TASK DESCRIPTION
Could you copy out all the lines in the material below where the word "parameters" occurs?

*** Begin section ***

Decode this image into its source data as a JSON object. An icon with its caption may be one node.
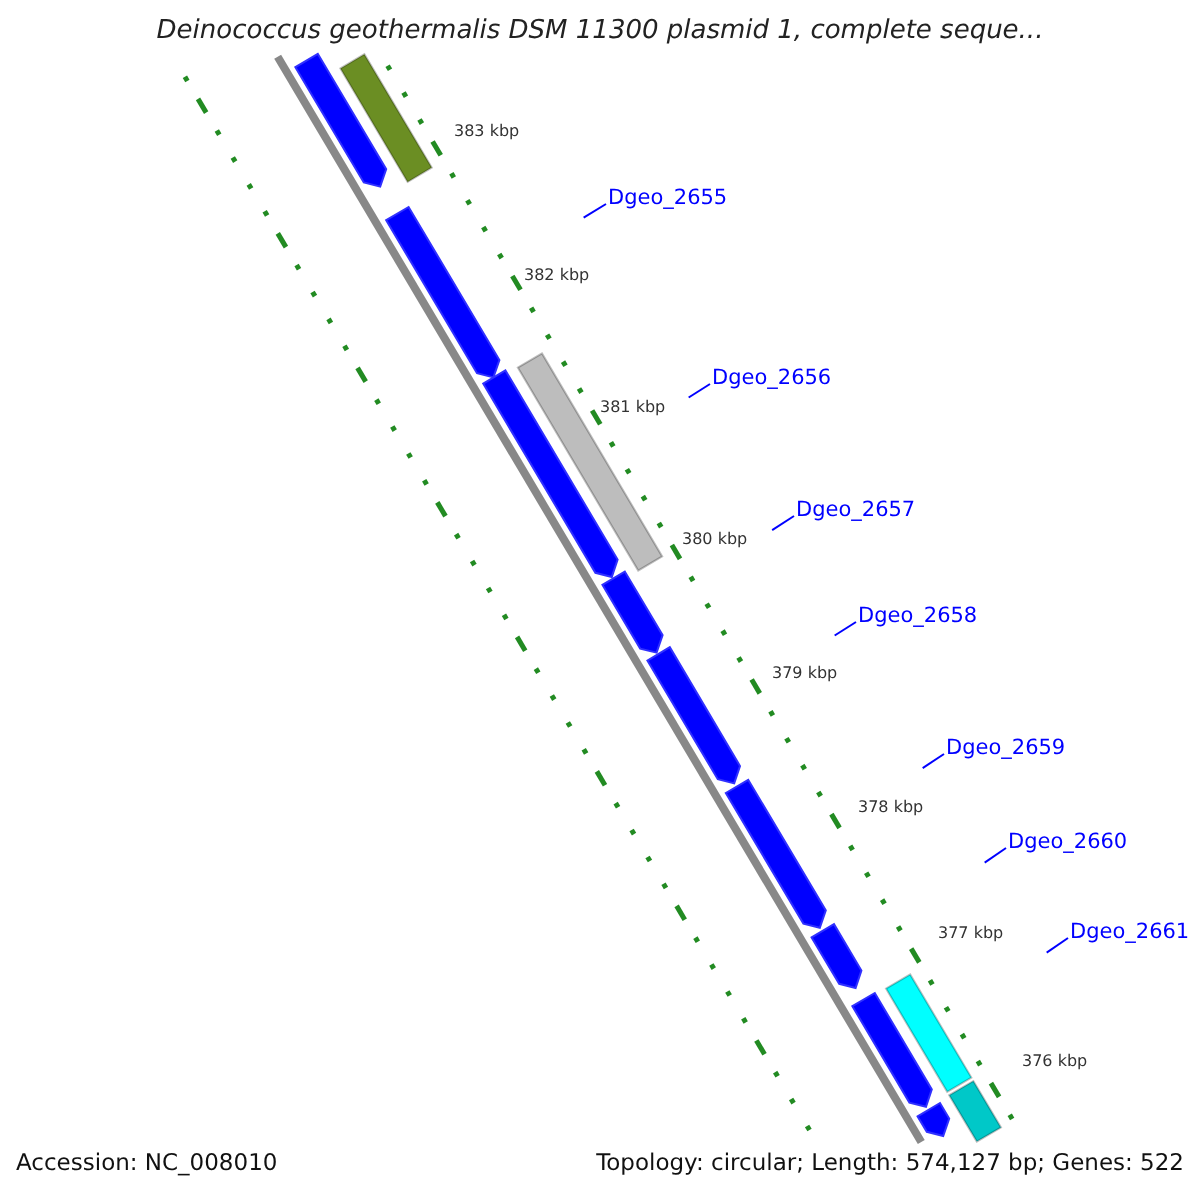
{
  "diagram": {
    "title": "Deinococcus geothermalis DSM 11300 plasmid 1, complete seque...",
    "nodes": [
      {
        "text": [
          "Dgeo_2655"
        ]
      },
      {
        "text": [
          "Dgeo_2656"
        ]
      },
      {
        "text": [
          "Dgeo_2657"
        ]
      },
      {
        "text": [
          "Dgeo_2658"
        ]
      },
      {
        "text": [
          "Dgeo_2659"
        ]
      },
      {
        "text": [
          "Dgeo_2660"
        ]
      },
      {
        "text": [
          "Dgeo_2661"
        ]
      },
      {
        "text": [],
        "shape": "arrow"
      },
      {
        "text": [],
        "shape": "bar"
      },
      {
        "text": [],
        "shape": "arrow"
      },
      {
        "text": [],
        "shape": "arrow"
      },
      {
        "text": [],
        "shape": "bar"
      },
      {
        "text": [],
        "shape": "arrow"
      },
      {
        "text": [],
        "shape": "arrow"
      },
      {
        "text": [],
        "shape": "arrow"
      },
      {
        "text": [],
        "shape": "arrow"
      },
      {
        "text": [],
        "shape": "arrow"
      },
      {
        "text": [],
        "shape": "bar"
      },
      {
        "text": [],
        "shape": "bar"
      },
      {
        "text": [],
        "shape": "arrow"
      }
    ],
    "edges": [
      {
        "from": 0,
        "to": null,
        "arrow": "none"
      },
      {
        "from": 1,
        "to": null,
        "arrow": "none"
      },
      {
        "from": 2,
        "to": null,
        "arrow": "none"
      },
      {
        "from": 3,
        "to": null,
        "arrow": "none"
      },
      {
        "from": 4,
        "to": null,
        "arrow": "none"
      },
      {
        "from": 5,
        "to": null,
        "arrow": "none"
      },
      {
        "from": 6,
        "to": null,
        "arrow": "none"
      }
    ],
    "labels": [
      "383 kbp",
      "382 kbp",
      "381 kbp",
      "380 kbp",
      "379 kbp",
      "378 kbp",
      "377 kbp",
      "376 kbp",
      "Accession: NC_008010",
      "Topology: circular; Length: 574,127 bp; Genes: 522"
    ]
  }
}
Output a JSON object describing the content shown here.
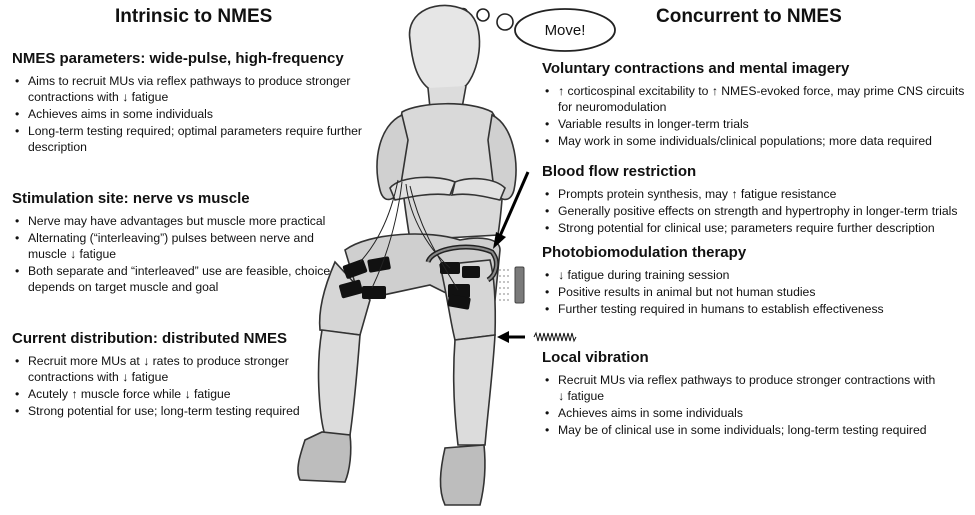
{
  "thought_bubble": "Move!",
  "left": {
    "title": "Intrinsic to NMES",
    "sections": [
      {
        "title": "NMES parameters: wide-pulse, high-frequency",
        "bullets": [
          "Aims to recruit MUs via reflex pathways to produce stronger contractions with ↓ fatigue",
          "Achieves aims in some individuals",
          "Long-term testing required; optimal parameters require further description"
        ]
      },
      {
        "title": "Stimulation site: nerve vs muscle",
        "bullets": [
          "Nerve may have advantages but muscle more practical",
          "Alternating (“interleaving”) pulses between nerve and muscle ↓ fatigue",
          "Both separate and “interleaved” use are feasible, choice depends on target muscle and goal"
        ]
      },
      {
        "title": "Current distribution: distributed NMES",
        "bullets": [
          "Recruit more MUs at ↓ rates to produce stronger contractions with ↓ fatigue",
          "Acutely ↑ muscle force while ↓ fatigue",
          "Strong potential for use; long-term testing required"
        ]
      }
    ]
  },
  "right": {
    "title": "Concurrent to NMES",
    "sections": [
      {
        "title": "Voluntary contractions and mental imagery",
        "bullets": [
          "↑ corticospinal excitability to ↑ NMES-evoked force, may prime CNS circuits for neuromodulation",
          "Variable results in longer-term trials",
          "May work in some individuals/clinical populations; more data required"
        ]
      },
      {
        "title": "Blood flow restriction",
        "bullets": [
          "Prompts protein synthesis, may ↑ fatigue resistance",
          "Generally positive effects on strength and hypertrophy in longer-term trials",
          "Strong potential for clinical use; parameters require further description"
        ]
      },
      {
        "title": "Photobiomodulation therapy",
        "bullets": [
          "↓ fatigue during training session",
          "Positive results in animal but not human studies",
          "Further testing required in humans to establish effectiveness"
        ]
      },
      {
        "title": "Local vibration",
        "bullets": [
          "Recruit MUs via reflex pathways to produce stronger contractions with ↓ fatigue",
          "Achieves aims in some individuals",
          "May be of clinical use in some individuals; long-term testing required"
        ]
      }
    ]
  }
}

*** End section ***
*** Begin section ***

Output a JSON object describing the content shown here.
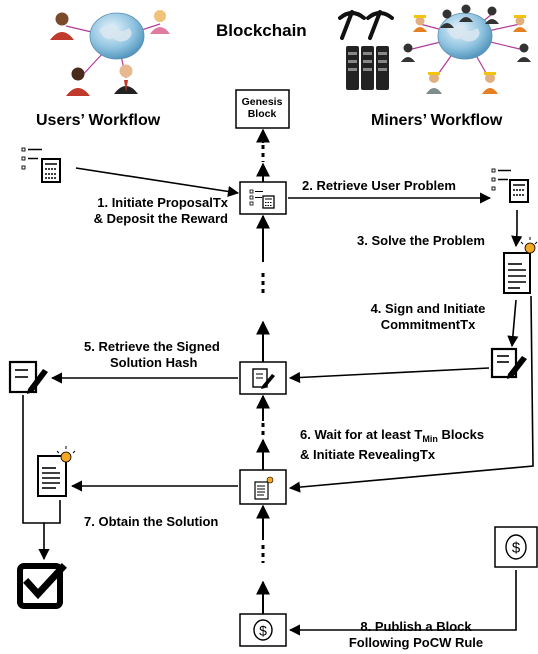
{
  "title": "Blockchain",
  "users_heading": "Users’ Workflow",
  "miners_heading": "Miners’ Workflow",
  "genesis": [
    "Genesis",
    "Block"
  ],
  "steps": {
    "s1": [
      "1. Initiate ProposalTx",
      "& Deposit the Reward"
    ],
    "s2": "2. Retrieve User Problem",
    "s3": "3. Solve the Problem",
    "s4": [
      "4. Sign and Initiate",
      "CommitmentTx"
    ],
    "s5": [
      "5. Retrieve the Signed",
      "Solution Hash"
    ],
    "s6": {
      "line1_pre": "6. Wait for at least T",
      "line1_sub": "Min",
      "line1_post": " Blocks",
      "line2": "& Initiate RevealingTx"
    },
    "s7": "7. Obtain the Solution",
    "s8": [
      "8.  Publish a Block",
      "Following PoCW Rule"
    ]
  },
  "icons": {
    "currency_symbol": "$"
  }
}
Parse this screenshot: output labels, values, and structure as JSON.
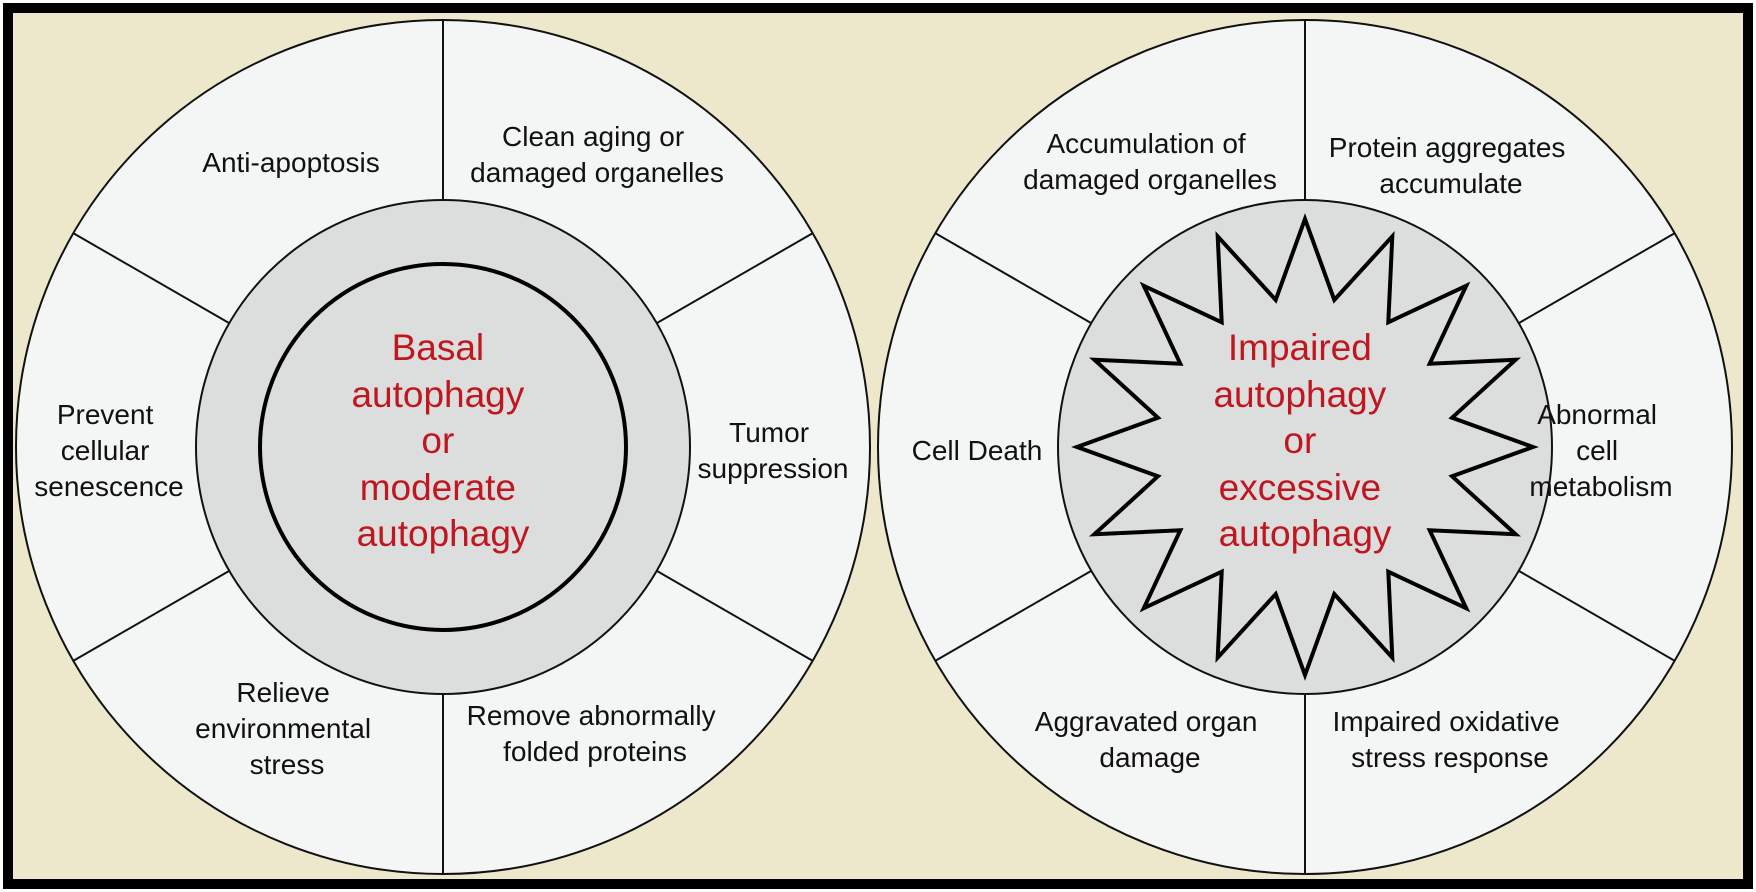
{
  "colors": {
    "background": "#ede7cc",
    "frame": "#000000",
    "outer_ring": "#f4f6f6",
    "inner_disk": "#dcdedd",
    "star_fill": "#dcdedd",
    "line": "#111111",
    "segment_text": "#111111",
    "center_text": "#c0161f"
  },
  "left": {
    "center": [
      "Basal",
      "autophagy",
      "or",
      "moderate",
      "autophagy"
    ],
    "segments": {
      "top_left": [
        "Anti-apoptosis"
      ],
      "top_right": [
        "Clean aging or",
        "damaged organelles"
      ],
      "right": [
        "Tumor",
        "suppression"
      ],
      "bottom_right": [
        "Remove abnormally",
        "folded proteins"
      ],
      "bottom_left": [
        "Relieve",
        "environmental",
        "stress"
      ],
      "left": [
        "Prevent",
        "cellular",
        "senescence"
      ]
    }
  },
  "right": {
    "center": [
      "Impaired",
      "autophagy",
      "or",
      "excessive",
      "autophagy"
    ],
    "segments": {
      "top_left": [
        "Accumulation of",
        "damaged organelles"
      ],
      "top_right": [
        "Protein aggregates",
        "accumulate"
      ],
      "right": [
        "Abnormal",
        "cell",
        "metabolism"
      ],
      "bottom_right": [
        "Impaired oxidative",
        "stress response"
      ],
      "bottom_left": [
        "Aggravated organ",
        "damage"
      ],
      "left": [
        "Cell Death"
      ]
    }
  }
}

*** End section ***

WRITTEN SOLUTION
        "title": "NMES parameters: wide-pulse, high-frequency",
          "Long-term testing required; optimal parameters require further description"
          "Strong potential for clinical use; parameters require further description"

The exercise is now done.